> _Short exercise_
Find and copy every line in the records that includes the string "táplálék".

> _Data shown_
——————————
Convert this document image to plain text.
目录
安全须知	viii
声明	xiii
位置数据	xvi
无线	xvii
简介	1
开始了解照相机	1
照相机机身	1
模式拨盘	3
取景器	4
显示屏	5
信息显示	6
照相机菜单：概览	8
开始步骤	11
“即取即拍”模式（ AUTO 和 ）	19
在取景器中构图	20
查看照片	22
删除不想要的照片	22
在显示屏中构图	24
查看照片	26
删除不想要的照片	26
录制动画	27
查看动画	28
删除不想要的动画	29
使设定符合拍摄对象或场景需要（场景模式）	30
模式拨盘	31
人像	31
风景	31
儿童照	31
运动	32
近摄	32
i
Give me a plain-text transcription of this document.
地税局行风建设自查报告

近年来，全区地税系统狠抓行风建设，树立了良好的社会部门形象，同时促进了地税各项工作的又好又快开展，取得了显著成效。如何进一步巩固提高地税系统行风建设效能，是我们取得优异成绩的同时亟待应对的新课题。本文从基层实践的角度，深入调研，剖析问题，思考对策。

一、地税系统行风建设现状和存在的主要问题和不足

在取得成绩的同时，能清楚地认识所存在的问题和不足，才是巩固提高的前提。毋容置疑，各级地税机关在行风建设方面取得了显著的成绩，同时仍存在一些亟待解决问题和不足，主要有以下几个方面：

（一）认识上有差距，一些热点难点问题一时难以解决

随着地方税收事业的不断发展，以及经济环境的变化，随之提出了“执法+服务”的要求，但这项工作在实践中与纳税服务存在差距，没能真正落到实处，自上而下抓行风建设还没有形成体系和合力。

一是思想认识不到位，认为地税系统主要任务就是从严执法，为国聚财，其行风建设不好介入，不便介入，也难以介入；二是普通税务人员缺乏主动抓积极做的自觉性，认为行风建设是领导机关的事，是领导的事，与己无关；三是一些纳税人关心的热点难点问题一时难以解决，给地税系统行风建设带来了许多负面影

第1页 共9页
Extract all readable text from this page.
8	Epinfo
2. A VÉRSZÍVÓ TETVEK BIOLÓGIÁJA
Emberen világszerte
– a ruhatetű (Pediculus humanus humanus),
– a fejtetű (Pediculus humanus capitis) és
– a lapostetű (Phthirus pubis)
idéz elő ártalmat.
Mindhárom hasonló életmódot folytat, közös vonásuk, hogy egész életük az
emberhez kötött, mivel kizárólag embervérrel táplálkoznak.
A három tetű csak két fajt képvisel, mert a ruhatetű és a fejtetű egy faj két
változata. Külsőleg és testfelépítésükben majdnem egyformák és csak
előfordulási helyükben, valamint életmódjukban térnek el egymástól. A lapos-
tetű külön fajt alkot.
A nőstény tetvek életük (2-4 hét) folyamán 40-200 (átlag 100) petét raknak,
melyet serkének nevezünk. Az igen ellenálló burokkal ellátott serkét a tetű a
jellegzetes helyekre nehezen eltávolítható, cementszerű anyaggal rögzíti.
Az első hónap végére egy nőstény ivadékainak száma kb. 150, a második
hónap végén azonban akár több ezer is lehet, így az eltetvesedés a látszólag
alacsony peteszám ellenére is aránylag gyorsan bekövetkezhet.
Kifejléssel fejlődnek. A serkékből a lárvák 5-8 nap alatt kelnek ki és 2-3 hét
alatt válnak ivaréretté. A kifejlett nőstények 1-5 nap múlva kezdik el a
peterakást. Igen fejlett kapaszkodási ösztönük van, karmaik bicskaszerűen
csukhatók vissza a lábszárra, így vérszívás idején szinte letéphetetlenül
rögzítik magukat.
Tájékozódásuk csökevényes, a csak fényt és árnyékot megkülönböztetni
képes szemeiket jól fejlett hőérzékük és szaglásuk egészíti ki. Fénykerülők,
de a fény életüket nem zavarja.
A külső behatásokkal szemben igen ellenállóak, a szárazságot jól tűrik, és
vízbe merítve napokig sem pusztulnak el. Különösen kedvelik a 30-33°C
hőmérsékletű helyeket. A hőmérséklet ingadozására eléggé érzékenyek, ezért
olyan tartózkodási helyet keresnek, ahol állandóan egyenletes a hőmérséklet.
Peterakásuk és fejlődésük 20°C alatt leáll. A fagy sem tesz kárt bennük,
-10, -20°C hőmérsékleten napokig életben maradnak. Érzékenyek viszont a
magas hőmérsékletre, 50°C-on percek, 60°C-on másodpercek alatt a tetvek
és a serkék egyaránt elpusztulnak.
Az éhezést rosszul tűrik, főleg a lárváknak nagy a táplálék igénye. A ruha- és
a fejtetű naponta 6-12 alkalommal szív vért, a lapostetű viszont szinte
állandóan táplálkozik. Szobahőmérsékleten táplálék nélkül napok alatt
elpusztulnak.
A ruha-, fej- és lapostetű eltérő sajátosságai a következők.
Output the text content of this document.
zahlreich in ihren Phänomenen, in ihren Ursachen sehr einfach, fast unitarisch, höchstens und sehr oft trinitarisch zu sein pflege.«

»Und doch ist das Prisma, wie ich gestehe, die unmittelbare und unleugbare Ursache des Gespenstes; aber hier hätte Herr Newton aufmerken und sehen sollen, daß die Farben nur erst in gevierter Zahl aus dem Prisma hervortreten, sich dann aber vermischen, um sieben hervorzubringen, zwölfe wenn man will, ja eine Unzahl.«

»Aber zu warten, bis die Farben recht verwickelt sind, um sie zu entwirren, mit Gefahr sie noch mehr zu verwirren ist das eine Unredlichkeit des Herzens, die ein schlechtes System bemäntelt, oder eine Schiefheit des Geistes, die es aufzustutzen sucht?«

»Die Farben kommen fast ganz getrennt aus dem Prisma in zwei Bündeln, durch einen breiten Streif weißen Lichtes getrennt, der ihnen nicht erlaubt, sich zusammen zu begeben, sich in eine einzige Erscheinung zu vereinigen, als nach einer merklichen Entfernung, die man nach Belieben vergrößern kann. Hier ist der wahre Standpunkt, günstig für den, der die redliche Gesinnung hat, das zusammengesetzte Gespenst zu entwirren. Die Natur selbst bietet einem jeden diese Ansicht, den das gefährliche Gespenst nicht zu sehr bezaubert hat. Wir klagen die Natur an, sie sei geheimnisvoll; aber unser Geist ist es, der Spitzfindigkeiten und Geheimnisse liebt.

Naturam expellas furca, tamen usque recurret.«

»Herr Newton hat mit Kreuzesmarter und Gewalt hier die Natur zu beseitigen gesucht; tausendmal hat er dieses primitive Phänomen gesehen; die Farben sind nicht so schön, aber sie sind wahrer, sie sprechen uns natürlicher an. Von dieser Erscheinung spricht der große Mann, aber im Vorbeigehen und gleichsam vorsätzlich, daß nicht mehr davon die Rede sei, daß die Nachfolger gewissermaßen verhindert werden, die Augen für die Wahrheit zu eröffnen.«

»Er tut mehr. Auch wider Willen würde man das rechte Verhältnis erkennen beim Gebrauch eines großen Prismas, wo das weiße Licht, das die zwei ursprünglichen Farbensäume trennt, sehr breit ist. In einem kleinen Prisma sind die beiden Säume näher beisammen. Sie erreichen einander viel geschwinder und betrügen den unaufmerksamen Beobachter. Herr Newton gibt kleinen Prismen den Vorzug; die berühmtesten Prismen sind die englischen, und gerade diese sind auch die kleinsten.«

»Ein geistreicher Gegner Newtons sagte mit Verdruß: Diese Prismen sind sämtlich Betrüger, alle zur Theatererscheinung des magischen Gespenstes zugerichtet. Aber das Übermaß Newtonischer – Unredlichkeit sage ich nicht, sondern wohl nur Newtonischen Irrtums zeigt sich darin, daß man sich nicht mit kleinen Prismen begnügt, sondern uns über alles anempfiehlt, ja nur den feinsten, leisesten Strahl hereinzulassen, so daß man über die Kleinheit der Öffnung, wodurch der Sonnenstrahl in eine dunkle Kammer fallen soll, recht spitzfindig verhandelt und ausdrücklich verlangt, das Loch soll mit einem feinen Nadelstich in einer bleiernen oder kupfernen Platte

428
——————————
> _Right answer_
Az éhezést rosszul tűrik, főleg a lárváknak nagy a táplálék igénye. A ruha- és
állandóan táplálkozik. Szobahőmérsékleten táplálék nélkül napok alatt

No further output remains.